Region and label listings
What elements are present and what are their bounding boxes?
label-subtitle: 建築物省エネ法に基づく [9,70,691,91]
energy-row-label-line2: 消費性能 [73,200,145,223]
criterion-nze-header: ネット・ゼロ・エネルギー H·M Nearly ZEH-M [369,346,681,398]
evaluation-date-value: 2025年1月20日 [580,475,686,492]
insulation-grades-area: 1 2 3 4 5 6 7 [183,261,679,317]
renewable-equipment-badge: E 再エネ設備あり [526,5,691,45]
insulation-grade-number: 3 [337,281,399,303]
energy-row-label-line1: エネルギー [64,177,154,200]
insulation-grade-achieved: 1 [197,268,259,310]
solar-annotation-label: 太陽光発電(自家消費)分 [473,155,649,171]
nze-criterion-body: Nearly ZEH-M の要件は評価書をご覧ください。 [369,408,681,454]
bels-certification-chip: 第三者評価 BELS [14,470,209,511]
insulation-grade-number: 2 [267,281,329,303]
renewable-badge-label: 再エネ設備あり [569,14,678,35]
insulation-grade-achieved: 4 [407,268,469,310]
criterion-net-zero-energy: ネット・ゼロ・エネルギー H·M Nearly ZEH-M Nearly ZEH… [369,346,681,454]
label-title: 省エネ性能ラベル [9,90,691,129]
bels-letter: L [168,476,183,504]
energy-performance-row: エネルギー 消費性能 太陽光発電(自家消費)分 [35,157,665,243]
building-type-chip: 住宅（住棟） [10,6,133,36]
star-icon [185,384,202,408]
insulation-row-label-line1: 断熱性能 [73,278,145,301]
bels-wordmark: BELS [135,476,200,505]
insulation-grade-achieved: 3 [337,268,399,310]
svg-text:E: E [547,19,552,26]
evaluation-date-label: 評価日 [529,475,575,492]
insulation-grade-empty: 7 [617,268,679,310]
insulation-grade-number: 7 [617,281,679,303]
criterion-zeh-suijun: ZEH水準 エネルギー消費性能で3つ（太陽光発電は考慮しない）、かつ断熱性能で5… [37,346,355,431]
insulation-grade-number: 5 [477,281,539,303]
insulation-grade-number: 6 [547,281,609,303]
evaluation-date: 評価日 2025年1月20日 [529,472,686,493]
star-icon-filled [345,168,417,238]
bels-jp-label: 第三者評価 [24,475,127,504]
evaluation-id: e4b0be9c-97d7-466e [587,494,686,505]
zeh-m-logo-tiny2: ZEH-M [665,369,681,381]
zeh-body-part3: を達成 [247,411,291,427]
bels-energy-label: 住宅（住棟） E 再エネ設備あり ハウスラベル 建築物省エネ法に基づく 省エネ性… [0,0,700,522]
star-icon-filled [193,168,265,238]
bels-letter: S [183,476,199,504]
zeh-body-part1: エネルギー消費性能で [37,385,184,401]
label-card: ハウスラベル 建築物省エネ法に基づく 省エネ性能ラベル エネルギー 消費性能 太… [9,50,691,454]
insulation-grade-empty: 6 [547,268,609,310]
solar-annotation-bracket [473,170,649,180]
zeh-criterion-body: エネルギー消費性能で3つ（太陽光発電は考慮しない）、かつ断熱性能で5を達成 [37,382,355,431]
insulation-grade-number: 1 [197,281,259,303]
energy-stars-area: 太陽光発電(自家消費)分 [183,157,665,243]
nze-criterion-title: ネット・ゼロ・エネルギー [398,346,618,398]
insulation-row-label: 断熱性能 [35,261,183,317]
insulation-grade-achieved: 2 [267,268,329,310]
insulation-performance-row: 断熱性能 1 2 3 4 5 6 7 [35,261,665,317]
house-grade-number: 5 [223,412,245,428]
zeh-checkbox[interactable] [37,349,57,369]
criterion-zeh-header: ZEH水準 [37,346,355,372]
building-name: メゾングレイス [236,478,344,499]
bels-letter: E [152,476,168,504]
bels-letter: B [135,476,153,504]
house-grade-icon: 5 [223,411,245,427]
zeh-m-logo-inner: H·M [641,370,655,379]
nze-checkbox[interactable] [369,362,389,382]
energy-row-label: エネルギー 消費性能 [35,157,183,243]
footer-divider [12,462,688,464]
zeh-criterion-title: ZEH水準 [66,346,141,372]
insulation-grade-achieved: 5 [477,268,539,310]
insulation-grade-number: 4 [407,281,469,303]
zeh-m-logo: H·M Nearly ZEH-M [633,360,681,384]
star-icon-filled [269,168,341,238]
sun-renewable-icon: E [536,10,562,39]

- _What to work on_:
State how many lines in the entries contain the string "body", matching case exactly, and give only the number.

- _Exercise response_:
4